TASK 1: In the Tesseract forum thread below, list every method that the code calls directly on baseApi.

3

I'm working with Tesseract on Android, and I have the following code to extract the string and the boxes read from an image:

TessBaseAPI baseApi = new TessBaseAPI();
baseApi.init(tess_path, "eng"); 
baseApi.setImage(bitmap);
String recognizedText = baseApi.getUTF8Text();
ArrayList<Rect> boxes = baseApi.getCharacters().getBoxRects();
Pixa pixa = baseApi.getCharacters();
baseApi.end();

Here I can see the text and the boxes of each character, but sometimes the text has a different size than the boxes array, then it is impossible to set the box with the character read.

Is there any way to obtain the exact box and its char?

martijno
  • 1,723
  • 1
  • 23
  • 53
user2021731
  • 53
  • 1
  • 4

1 Answers1

3

Use a ResultIterator instead of getCharacters():

// Iterate through the results.

TASK 2: Duplicate the lines of the entries, beginning at the line that contains "- right-axis-tick: 30: [955, 435, 983, 464]" and stopping after the line that contains "- gridline: [135, 243, 943, 246]".

Entries showing where elements appear:
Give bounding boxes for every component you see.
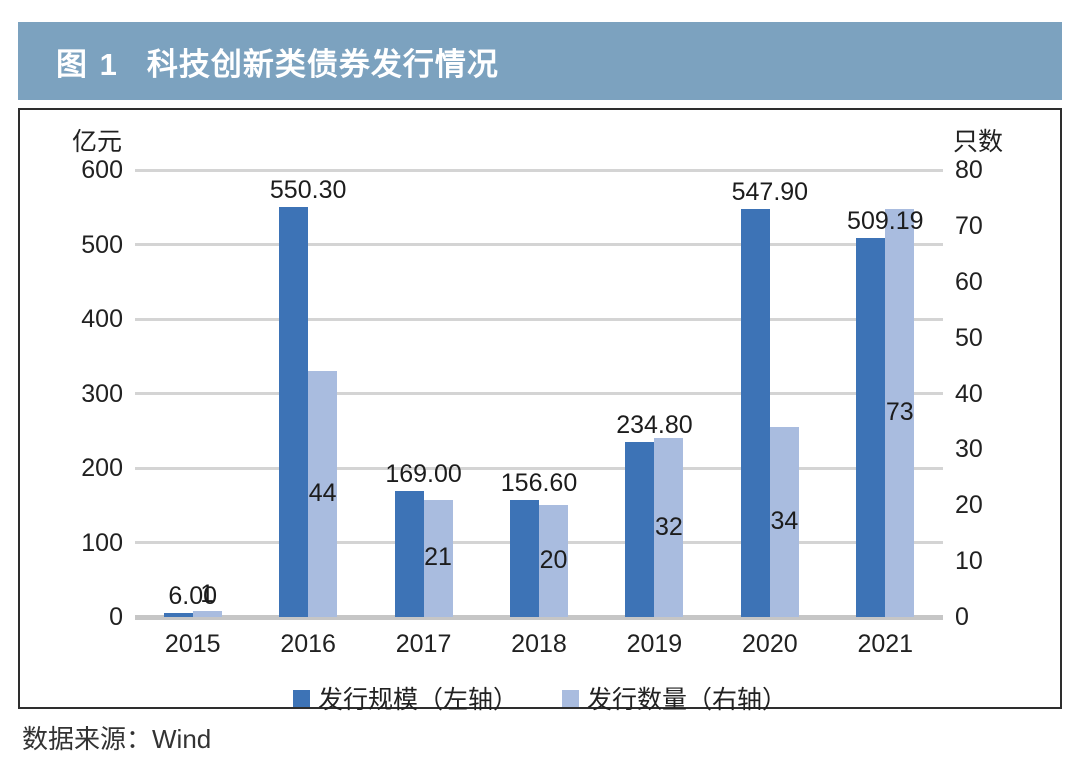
- right-axis-tick: 30: [955, 435, 983, 464]
- value-label-2019: 234.80: [616, 411, 693, 440]
- bar-issuance-count-2017: [423, 499, 453, 617]
- bar-issuance-count-2021: [885, 209, 915, 617]
- bar-issuance-count-2020: [769, 427, 799, 617]
- right-axis-tick: 80: [955, 156, 983, 184]
- year-label-2019: 2019: [626, 630, 683, 658]
- value-label-2017: 169.00: [385, 460, 462, 489]
- gridline: [135, 466, 943, 470]
- count-label-2015: 1: [200, 580, 215, 609]
- bar-issuance-count-2018: [539, 505, 568, 617]
- right-axis-tick: 0: [955, 603, 969, 631]
- bar-issuance-scale-2020: [740, 208, 770, 617]
- bar-issuance-count-2016: [308, 371, 338, 617]
- year-label-2020: 2020: [742, 630, 798, 658]
- value-label-2018: 156.60: [500, 469, 578, 498]
- value-label-2015: 6.00: [168, 581, 218, 610]
- count-label-2020: 34: [770, 507, 799, 535]
- count-label-2016: 44: [308, 479, 337, 508]
- right-axis-tick: 40: [955, 379, 983, 408]
- right-axis-tick: 70: [955, 211, 983, 240]
- gridline: [135, 243, 943, 246]
- count-label-2019: 32: [655, 512, 683, 541]
- legend-item-issuance-count: 发行数量（右轴）: [562, 680, 787, 716]
- bar-issuance-scale-2016: [279, 207, 309, 617]
- figure-title-bar: 图 1 科技创新类债券发行情况: [18, 22, 1062, 100]
- legend: 发行规模（左轴） 发行数量（右轴）: [20, 680, 1060, 716]
- left-axis-tick: 500: [81, 230, 123, 259]
- year-label-2016: 2016: [280, 630, 336, 658]
- data-source-note: 数据来源：Wind: [22, 724, 212, 754]
- count-label-2017: 21: [424, 543, 452, 572]
- count-label-2021: 73: [885, 398, 914, 427]
- bar-issuance-scale-2017: [394, 491, 424, 617]
- left-axis-unit-label: 亿元: [72, 128, 123, 156]
- plot-area: 600 500 400 300 200 100 0 80 70 60 50 40 30 20 10 0 6.00…: [20, 110, 1060, 707]
- bar-issuance-scale-2018: [510, 500, 539, 617]
- chart-frame: 亿元 只数 600 500 400 300 200 100 0 80 70 60 50 40 30 20 1…: [18, 108, 1062, 714]
- year-label-2018: 2018: [511, 630, 567, 658]
- gridline: [135, 317, 943, 321]
- left-axis-tick: 100: [81, 528, 123, 557]
- year-label-2021: 2021: [857, 630, 914, 658]
- left-axis-tick: 600: [81, 156, 123, 184]
- right-axis-tick: 20: [955, 491, 983, 520]
- left-axis-tick: 300: [81, 379, 123, 408]
- gridline: [135, 168, 943, 172]
- bar-issuance-count-2015: [192, 611, 222, 617]
- count-label-2018: 20: [539, 546, 568, 575]
- left-axis-tick: 200: [81, 454, 123, 482]
- legend-item-issuance-scale: 发行规模（左轴）: [292, 680, 518, 716]
- legend-label-issuance-scale: 发行规模（左轴）: [317, 686, 518, 714]
- bar-issuance-scale-2015: [163, 612, 193, 617]
- bar-issuance-count-2019: [654, 438, 684, 617]
- right-axis-tick: 50: [955, 323, 983, 352]
- figure-title: 科技创新类债券发行情况: [146, 46, 499, 82]
- right-axis-tick: 10: [955, 547, 983, 576]
- bar-issuance-scale-2021: [856, 237, 886, 617]
- legend-label-issuance-count: 发行数量（右轴）: [587, 686, 788, 714]
- bar-issuance-scale-2019: [625, 442, 655, 617]
- year-label-2017: 2017: [395, 630, 452, 658]
- legend-swatch-issuance-count: [562, 689, 579, 707]
- legend-swatch-issuance-scale: [292, 689, 310, 707]
- right-axis-tick: 60: [955, 267, 983, 296]
- x-axis-line: [135, 615, 943, 620]
- value-label-2021: 509.19: [847, 206, 924, 235]
- left-axis-tick: 0: [109, 603, 123, 631]
- gridline: [135, 392, 943, 395]
- left-axis-tick: 400: [81, 305, 123, 333]
- figure-number: 图 1: [56, 46, 119, 82]
- value-label-2020: 547.90: [731, 177, 809, 206]
- year-label-2015: 2015: [164, 630, 221, 658]
- value-label-2016: 550.30: [269, 176, 347, 205]
- right-axis-unit-label: 只数: [953, 128, 1004, 156]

TASK SOLUTION 1: init, setImage, getUTF8Text, getCharacters, end

TASK SOLUTION 2:
- right-axis-tick: 30: [955, 435, 983, 464]
- value-label-2019: 234.80: [616, 411, 693, 440]
- bar-issuance-count-2017: [423, 499, 453, 617]
- bar-issuance-count-2021: [885, 209, 915, 617]
- bar-issuance-count-2020: [769, 427, 799, 617]
- right-axis-tick: 80: [955, 156, 983, 184]
- year-label-2019: 2019: [626, 630, 683, 658]
- value-label-2017: 169.00: [385, 460, 462, 489]
- gridline: [135, 466, 943, 470]
- count-label-2015: 1: [200, 580, 215, 609]
- bar-issuance-count-2018: [539, 505, 568, 617]
- right-axis-tick: 0: [955, 603, 969, 631]
- bar-issuance-scale-2020: [740, 208, 770, 617]
- bar-issuance-count-2016: [308, 371, 338, 617]
- year-label-2020: 2020: [742, 630, 798, 658]
- value-label-2018: 156.60: [500, 469, 578, 498]
- value-label-2015: 6.00: [168, 581, 218, 610]
- count-label-2020: 34: [770, 507, 799, 535]
- count-label-2016: 44: [308, 479, 337, 508]
- right-axis-tick: 40: [955, 379, 983, 408]
- right-axis-tick: 70: [955, 211, 983, 240]
- gridline: [135, 243, 943, 246]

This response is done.